- [What is required]:
Give the number of lines in the listing that hold the word "anomalies". Write nothing but that number.

- [Supplied entries]:
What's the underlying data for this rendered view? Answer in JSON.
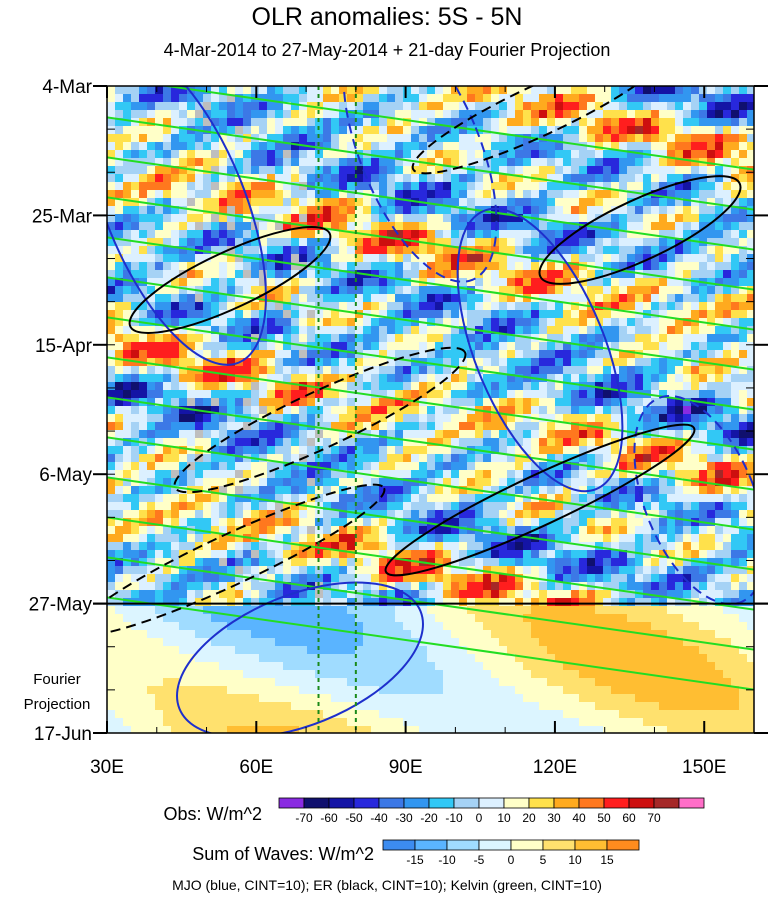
{
  "title": "OLR anomalies: 5S - 5N",
  "subtitle": "4-Mar-2014 to 27-May-2014 + 21-day Fourier Projection",
  "projection_label": [
    "Fourier",
    "Projection"
  ],
  "footer": "MJO (blue, CINT=10); ER (black, CINT=10); Kelvin (green, CINT=10)",
  "colors": {
    "mjo": "#1e2fcc",
    "er": "#000000",
    "kelvin": "#22dd22",
    "reference_lines": "#1a8a1a",
    "missing": "#bebebe"
  },
  "chart_data": {
    "type": "heatmap",
    "title": "OLR anomalies: 5S - 5N",
    "subtitle": "4-Mar-2014 to 27-May-2014 + 21-day Fourier Projection",
    "x_axis": {
      "range": [
        30,
        160
      ],
      "ticks": [
        30,
        60,
        90,
        120,
        150
      ],
      "tick_labels": [
        "30E",
        "60E",
        "90E",
        "120E",
        "150E"
      ]
    },
    "y_axis": {
      "range": [
        "2014-03-04",
        "2014-06-17"
      ],
      "ticks": [
        "2014-03-04",
        "2014-03-25",
        "2014-04-15",
        "2014-05-06",
        "2014-05-27",
        "2014-06-17"
      ],
      "tick_labels": [
        "4-Mar",
        "25-Mar",
        "15-Apr",
        "6-May",
        "27-May",
        "17-Jun"
      ],
      "reversed": true,
      "observation_end": "2014-05-27"
    },
    "reference_lines_longitude": [
      72.5,
      80
    ],
    "obs_colorbar": {
      "label": "Obs: W/m^2",
      "levels": [
        -70,
        -60,
        -50,
        -40,
        -30,
        -20,
        -10,
        0,
        10,
        20,
        30,
        40,
        50,
        60,
        70
      ],
      "colors": [
        "#8a2be2",
        "#10106e",
        "#1414a5",
        "#2828dc",
        "#3c78e6",
        "#3296f0",
        "#32c8f5",
        "#a5d2f5",
        "#dcf0ff",
        "#ffffc8",
        "#ffe14b",
        "#ffaa1e",
        "#ff781e",
        "#ff1e1e",
        "#cd0f0f",
        "#a52828",
        "#ff6ec8"
      ]
    },
    "waves_colorbar": {
      "label": "Sum of Waves: W/m^2",
      "levels": [
        -15,
        -10,
        -5,
        0,
        5,
        10,
        15
      ],
      "colors": [
        "#3c8cf0",
        "#5ab4ff",
        "#a0dcff",
        "#dcf5ff",
        "#ffffc8",
        "#ffe16e",
        "#ffbe32",
        "#ff8c1e"
      ]
    },
    "contours": {
      "MJO": {
        "color": "blue",
        "cint": 10
      },
      "ER": {
        "color": "black",
        "cint": 10
      },
      "Kelvin": {
        "color": "green",
        "cint": 10
      }
    },
    "grid": false
  }
}
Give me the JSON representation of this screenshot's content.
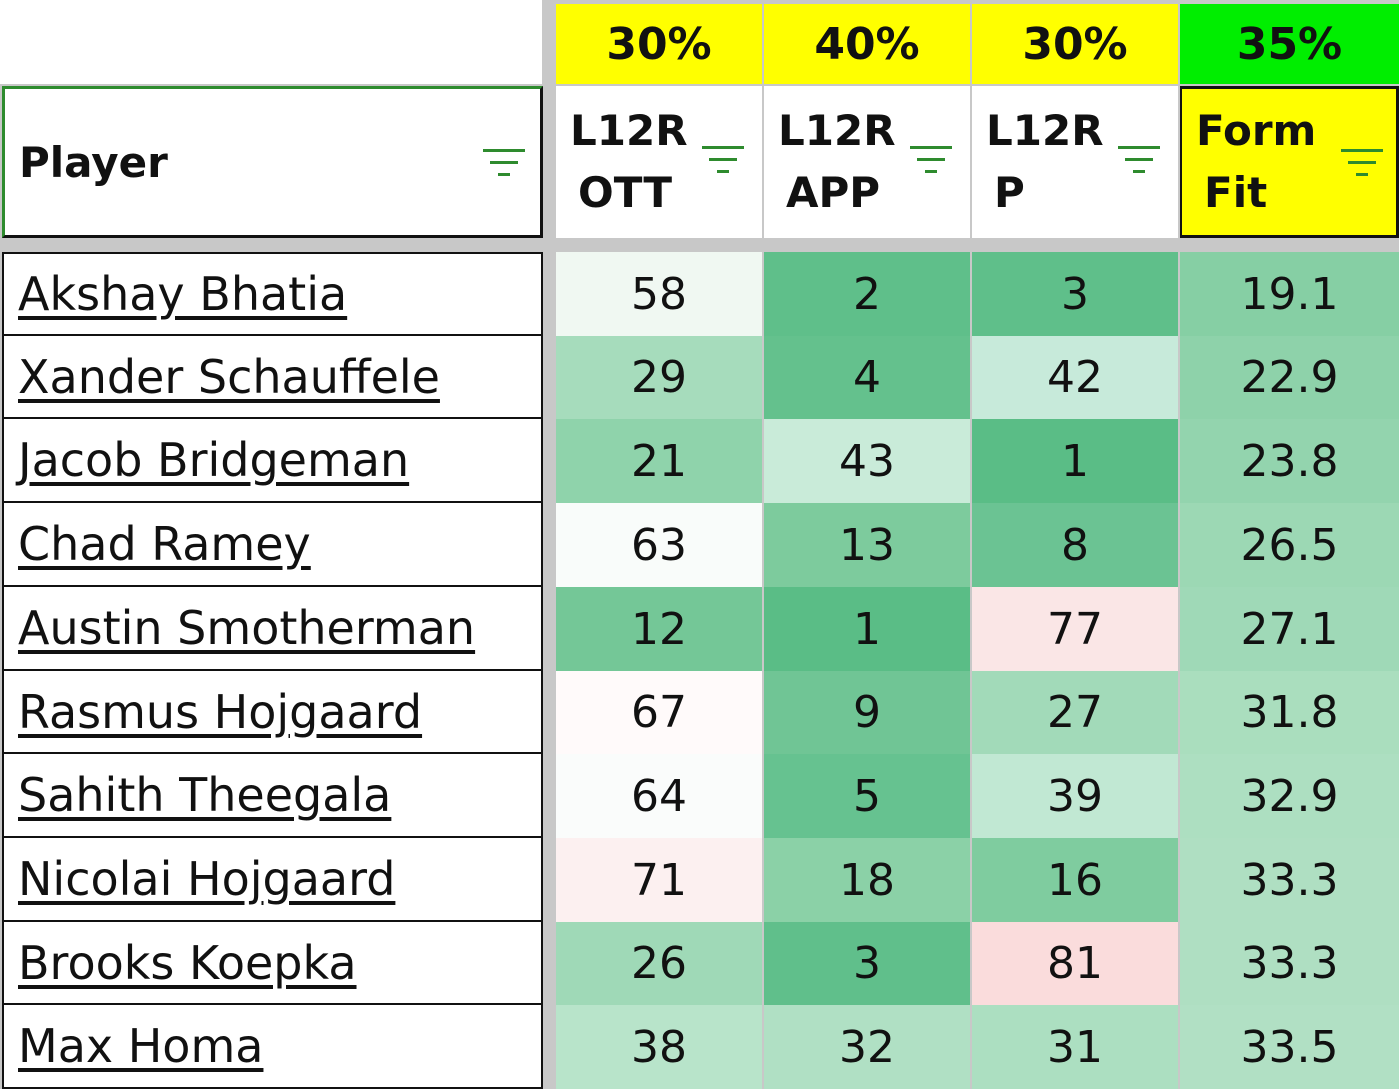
{
  "weights": [
    {
      "label": "30%",
      "color": "#ffff00"
    },
    {
      "label": "40%",
      "color": "#ffff00"
    },
    {
      "label": "30%",
      "color": "#ffff00"
    },
    {
      "label": "35%",
      "color": "#00ee00"
    }
  ],
  "headers": {
    "player": "Player",
    "columns": [
      {
        "line1": "L12R",
        "line2": "OTT"
      },
      {
        "line1": "L12R",
        "line2": "APP"
      },
      {
        "line1": "L12R",
        "line2": "P"
      },
      {
        "line1": "Form",
        "line2": "Fit"
      }
    ]
  },
  "rows": [
    {
      "player": "Akshay Bhatia",
      "ott": "58",
      "app": "2",
      "p": "3",
      "form_fit": "19.1",
      "colors": [
        "#f0f8f2",
        "#5fbf8a",
        "#5fbf8a",
        "#86cfa4"
      ]
    },
    {
      "player": "Xander Schauffele",
      "ott": "29",
      "app": "4",
      "p": "42",
      "form_fit": "22.9",
      "colors": [
        "#a6dcbc",
        "#64c18d",
        "#c7eada",
        "#8ed2aa"
      ]
    },
    {
      "player": "Jacob Bridgeman",
      "ott": "21",
      "app": "43",
      "p": "1",
      "form_fit": "23.8",
      "colors": [
        "#8fd3ab",
        "#c9ebd9",
        "#5abd86",
        "#93d4ae"
      ]
    },
    {
      "player": "Chad Ramey",
      "ott": "63",
      "app": "13",
      "p": "8",
      "form_fit": "26.5",
      "colors": [
        "#f9fcfa",
        "#7dcb9d",
        "#6bc393",
        "#9cd8b4"
      ]
    },
    {
      "player": "Austin Smotherman",
      "ott": "12",
      "app": "1",
      "p": "77",
      "form_fit": "27.1",
      "colors": [
        "#74c797",
        "#5abd86",
        "#fae6e6",
        "#9fd9b7"
      ]
    },
    {
      "player": "Rasmus Hojgaard",
      "ott": "67",
      "app": "9",
      "p": "27",
      "form_fit": "31.8",
      "colors": [
        "#fffafa",
        "#70c595",
        "#a2dab9",
        "#aadebe"
      ]
    },
    {
      "player": "Sahith Theegala",
      "ott": "64",
      "app": "5",
      "p": "39",
      "form_fit": "32.9",
      "colors": [
        "#fafcfb",
        "#66c290",
        "#c1e8d3",
        "#addfc1"
      ]
    },
    {
      "player": "Nicolai Hojgaard",
      "ott": "71",
      "app": "18",
      "p": "16",
      "form_fit": "33.3",
      "colors": [
        "#fcf0f0",
        "#8bd1a7",
        "#7fcc9f",
        "#afdfc2"
      ]
    },
    {
      "player": "Brooks Koepka",
      "ott": "26",
      "app": "3",
      "p": "81",
      "form_fit": "33.3",
      "colors": [
        "#9fd9b7",
        "#60bf8b",
        "#fadcdc",
        "#afdfc2"
      ]
    },
    {
      "player": "Max Homa",
      "ott": "38",
      "app": "32",
      "p": "31",
      "form_fit": "33.5",
      "colors": [
        "#b8e4ca",
        "#b0e0c4",
        "#acdfc1",
        "#b1e0c4"
      ]
    }
  ]
}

- [Result below]:
2